━━ BAGIAN DOKUMEN

Kegiatan ini diselenggarakan di Hotel Grand Zuri Jababeka, Bekasi. Dihadiri oleh 115 peserta dari berbagai Federasi Serikat Pekerja dibawah naungan KSPI, diantaranya ada FSPMI, FARKES, SPN, SPPMI, ISI, PAR dan PGRI.

Hadir dalam kegiatan ini Dewan Penasehat KSPI Agus Toniman, Duta Besar Jepang untuk Indonesia Shinichiro Honda, pembicara dari Japan International Labour Foundation (JILAF) Mr. Masayuki Shiota, Pembicara dari Asosiasi Pengusaha Indonesia (APINDO) Agus Guntur dan Pembicara dari Confederation of Indonesia Trade Union (CITU) Sofyan.

Banyak manfaat dan wawasan yang didapat oleh peserta seminar. Terlebih lagi, ketika Masayuki Shiota San memaparkan dengan detail tentang permasalahan dan peranan gerakan serikat pekerja Jepang dan sistem jaminan sosial di negara Sakura itu.

Gerakan Serikat Pekerja Jepang dimulai dari zaman restorasi Meiji ( 1868-1945) dengan dibentuknya Roudoukumiai Kiseikai (1897), yaitu organisasi yang bertujuan untuk pembentukkan serikat tenaga kerja. Masa-masa ini gerakan serikat pekerja banyak mengalami tekanan, tapi hal itu tidak menyurutkan gerakan serikat pekerja sampai pada akhirnya keluar Undang-Undang Serikat Pekerja pada tahun 1945 dan terbentuknya Konfederasi Serikat Tenaga Kerja Jepang (RENGO) pada tahun 1989 dengan jumlah anggota 7,6 Juta Orang.

Pergerakan Rengo mengalai peningkatan yang signifikan karena dikelola secara profesional di mulai dari struktur organisasi, standar iuran serikat pekerja, prinsip dasar organisasi, Shunto (serangan upah musim semi ), hubungan  dan sistem konsultasi industrial, gerakan produktivitas pekerja dan memperbaiki sistem dan 17 kebijakan yang meliputi ekonomi, pajak, lapangan kerja industri, pekerja, kesejahteraan dan jaminan sosial, rumah dan tanah, tanah nasional, transportasi, sumber daya alam dan energi, informasi teknologi, hak azasi dan persamaan hak, pendidikan, lingkungan, bahan pangan pertanian hutan dan laut, reformasi politik, reformasi hukum dan administratif pemerintah, serta internasional.

━━━━

### TUJUAN LATIHAN
Tampilkan tanpa perubahan bagian teks seminar yang dibuka dengan kata-kata berisi "Kegiatan ini diselenggarakan" dan ditutup dengan "negara Sakura itu.". Baris-baris sesudah ini adalah bahan tersendiri, terpisah dari teks seminar.

━━ INFORMASI YANG DIBERIKAN

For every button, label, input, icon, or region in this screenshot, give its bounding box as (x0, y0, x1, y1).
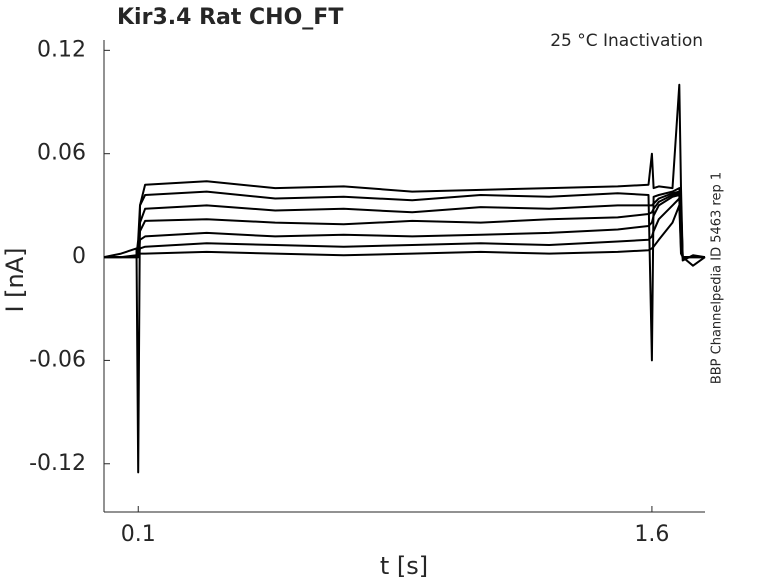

━━━━

### HASIL LATIHAN
Kegiatan ini diselenggarakan di Hotel Grand Zuri Jababeka, Bekasi. Dihadiri oleh 115 peserta dari berbagai Federasi Serikat Pekerja dibawah naungan KSPI, diantaranya ada FSPMI, FARKES, SPN, SPPMI, ISI, PAR dan PGRI.

Hadir dalam kegiatan ini Dewan Penasehat KSPI Agus Toniman, Duta Besar Jepang untuk Indonesia Shinichiro Honda, pembicara dari Japan International Labour Foundation (JILAF) Mr. Masayuki Shiota, Pembicara dari Asosiasi Pengusaha Indonesia (APINDO) Agus Guntur dan Pembicara dari Confederation of Indonesia Trade Union (CITU) Sofyan.

Banyak manfaat dan wawasan yang didapat oleh peserta seminar. Terlebih lagi, ketika Masayuki Shiota San memaparkan dengan detail tentang permasalahan dan peranan gerakan serikat pekerja Jepang dan sistem jaminan sosial di negara Sakura itu.